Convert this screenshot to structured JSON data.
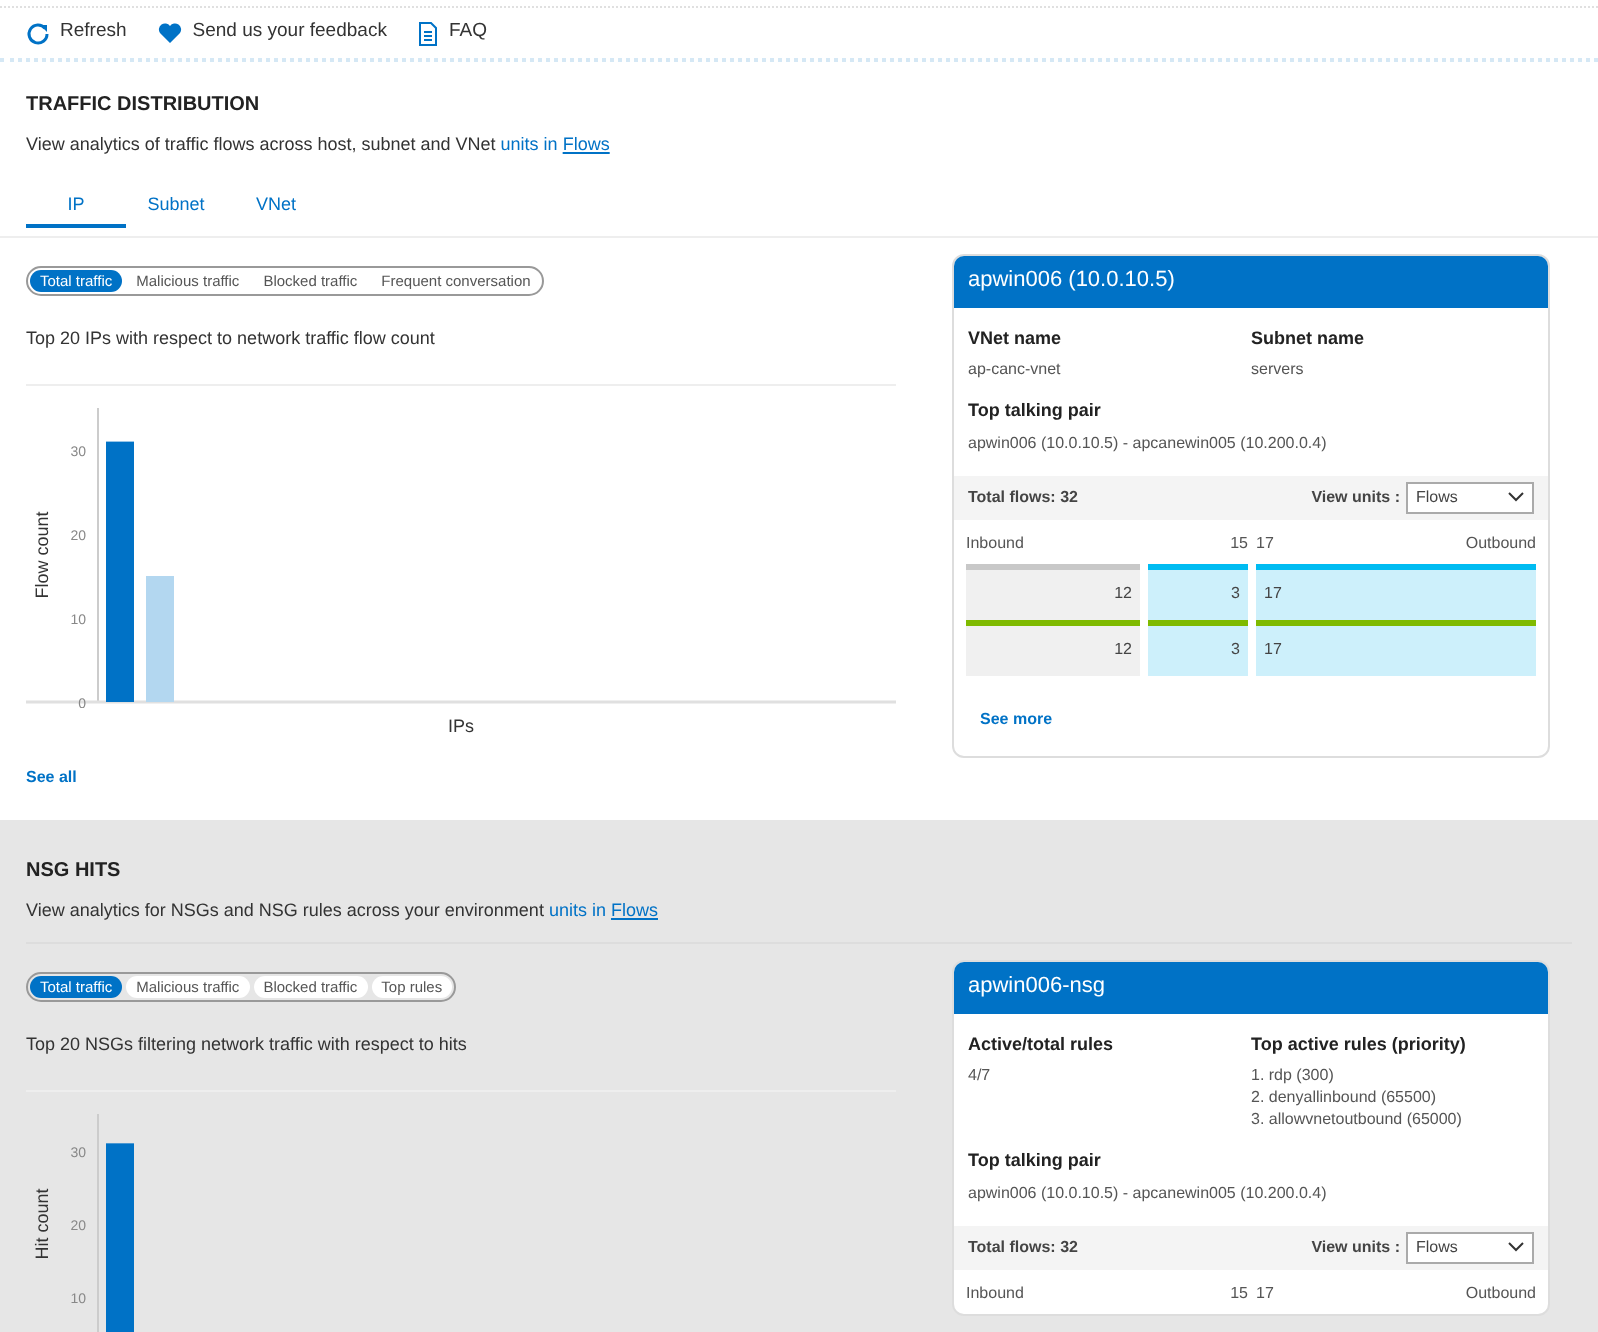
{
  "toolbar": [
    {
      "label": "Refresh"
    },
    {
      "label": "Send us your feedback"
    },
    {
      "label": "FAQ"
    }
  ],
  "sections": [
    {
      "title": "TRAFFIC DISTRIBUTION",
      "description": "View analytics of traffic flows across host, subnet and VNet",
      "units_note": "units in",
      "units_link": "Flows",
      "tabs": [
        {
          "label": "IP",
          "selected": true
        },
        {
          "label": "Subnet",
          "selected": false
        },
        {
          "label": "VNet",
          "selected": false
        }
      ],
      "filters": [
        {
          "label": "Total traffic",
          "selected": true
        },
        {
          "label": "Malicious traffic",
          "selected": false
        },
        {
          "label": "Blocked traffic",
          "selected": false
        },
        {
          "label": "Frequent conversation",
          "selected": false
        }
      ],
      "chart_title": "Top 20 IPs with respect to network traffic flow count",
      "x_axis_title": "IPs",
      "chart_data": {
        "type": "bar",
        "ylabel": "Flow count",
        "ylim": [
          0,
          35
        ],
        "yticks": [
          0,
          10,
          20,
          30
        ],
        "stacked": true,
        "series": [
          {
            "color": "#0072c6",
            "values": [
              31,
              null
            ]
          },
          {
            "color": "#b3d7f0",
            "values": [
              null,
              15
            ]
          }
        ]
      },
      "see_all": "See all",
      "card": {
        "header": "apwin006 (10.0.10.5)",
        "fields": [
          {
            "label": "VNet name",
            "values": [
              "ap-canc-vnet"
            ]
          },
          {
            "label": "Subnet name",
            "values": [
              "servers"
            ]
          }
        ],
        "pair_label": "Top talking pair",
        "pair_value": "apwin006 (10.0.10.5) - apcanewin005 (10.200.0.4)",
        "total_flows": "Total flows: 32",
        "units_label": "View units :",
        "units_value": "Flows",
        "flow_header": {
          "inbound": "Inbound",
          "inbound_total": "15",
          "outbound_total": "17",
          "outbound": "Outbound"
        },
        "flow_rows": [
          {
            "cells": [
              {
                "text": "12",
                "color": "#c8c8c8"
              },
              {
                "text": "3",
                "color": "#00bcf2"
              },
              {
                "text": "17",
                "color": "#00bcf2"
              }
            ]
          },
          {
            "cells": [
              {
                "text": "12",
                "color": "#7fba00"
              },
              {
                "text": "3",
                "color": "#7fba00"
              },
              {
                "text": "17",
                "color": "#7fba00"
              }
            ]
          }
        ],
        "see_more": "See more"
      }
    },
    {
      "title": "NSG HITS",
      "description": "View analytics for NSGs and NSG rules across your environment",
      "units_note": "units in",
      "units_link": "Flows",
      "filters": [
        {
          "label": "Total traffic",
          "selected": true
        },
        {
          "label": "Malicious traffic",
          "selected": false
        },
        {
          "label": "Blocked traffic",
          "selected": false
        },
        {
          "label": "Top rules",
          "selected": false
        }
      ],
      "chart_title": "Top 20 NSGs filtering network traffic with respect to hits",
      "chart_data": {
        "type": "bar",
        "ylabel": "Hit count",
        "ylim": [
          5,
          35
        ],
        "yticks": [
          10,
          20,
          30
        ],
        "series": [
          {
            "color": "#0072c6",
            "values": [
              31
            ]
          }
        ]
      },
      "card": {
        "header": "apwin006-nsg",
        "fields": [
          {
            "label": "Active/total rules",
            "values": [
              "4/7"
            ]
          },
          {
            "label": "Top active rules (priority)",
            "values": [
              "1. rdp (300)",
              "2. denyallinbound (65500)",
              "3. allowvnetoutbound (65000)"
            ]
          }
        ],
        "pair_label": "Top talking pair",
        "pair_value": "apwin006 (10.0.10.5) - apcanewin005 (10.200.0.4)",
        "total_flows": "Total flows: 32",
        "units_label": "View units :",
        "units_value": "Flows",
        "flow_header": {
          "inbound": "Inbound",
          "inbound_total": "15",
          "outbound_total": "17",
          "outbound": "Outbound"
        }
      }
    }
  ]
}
▬▬▬
▶ THE REQUEST
Each record above should be copied character for character, with pictures dropped.

▶ FINISHED ANSWER
Convert this screenshot to structured JSON data.
{
  "toolbar": [
    {
      "label": "Refresh"
    },
    {
      "label": "Send us your feedback"
    },
    {
      "label": "FAQ"
    }
  ],
  "sections": [
    {
      "title": "TRAFFIC DISTRIBUTION",
      "description": "View analytics of traffic flows across host, subnet and VNet",
      "units_note": "units in",
      "units_link": "Flows",
      "tabs": [
        {
          "label": "IP",
          "selected": true
        },
        {
          "label": "Subnet",
          "selected": false
        },
        {
          "label": "VNet",
          "selected": false
        }
      ],
      "filters": [
        {
          "label": "Total traffic",
          "selected": true
        },
        {
          "label": "Malicious traffic",
          "selected": false
        },
        {
          "label": "Blocked traffic",
          "selected": false
        },
        {
          "label": "Frequent conversation",
          "selected": false
        }
      ],
      "chart_title": "Top 20 IPs with respect to network traffic flow count",
      "x_axis_title": "IPs",
      "chart_data": {
        "type": "bar",
        "ylabel": "Flow count",
        "ylim": [
          0,
          35
        ],
        "yticks": [
          0,
          10,
          20,
          30
        ],
        "stacked": true,
        "series": [
          {
            "color": "#0072c6",
            "values": [
              31,
              null
            ]
          },
          {
            "color": "#b3d7f0",
            "values": [
              null,
              15
            ]
          }
        ]
      },
      "see_all": "See all",
      "card": {
        "header": "apwin006 (10.0.10.5)",
        "fields": [
          {
            "label": "VNet name",
            "values": [
              "ap-canc-vnet"
            ]
          },
          {
            "label": "Subnet name",
            "values": [
              "servers"
            ]
          }
        ],
        "pair_label": "Top talking pair",
        "pair_value": "apwin006 (10.0.10.5) - apcanewin005 (10.200.0.4)",
        "total_flows": "Total flows: 32",
        "units_label": "View units :",
        "units_value": "Flows",
        "flow_header": {
          "inbound": "Inbound",
          "inbound_total": "15",
          "outbound_total": "17",
          "outbound": "Outbound"
        },
        "flow_rows": [
          {
            "cells": [
              {
                "text": "12",
                "color": "#c8c8c8"
              },
              {
                "text": "3",
                "color": "#00bcf2"
              },
              {
                "text": "17",
                "color": "#00bcf2"
              }
            ]
          },
          {
            "cells": [
              {
                "text": "12",
                "color": "#7fba00"
              },
              {
                "text": "3",
                "color": "#7fba00"
              },
              {
                "text": "17",
                "color": "#7fba00"
              }
            ]
          }
        ],
        "see_more": "See more"
      }
    },
    {
      "title": "NSG HITS",
      "description": "View analytics for NSGs and NSG rules across your environment",
      "units_note": "units in",
      "units_link": "Flows",
      "filters": [
        {
          "label": "Total traffic",
          "selected": true
        },
        {
          "label": "Malicious traffic",
          "selected": false
        },
        {
          "label": "Blocked traffic",
          "selected": false
        },
        {
          "label": "Top rules",
          "selected": false
        }
      ],
      "chart_title": "Top 20 NSGs filtering network traffic with respect to hits",
      "chart_data": {
        "type": "bar",
        "ylabel": "Hit count",
        "ylim": [
          5,
          35
        ],
        "yticks": [
          10,
          20,
          30
        ],
        "series": [
          {
            "color": "#0072c6",
            "values": [
              31
            ]
          }
        ]
      },
      "card": {
        "header": "apwin006-nsg",
        "fields": [
          {
            "label": "Active/total rules",
            "values": [
              "4/7"
            ]
          },
          {
            "label": "Top active rules (priority)",
            "values": [
              "1. rdp (300)",
              "2. denyallinbound (65500)",
              "3. allowvnetoutbound (65000)"
            ]
          }
        ],
        "pair_label": "Top talking pair",
        "pair_value": "apwin006 (10.0.10.5) - apcanewin005 (10.200.0.4)",
        "total_flows": "Total flows: 32",
        "units_label": "View units :",
        "units_value": "Flows",
        "flow_header": {
          "inbound": "Inbound",
          "inbound_total": "15",
          "outbound_total": "17",
          "outbound": "Outbound"
        }
      }
    }
  ]
}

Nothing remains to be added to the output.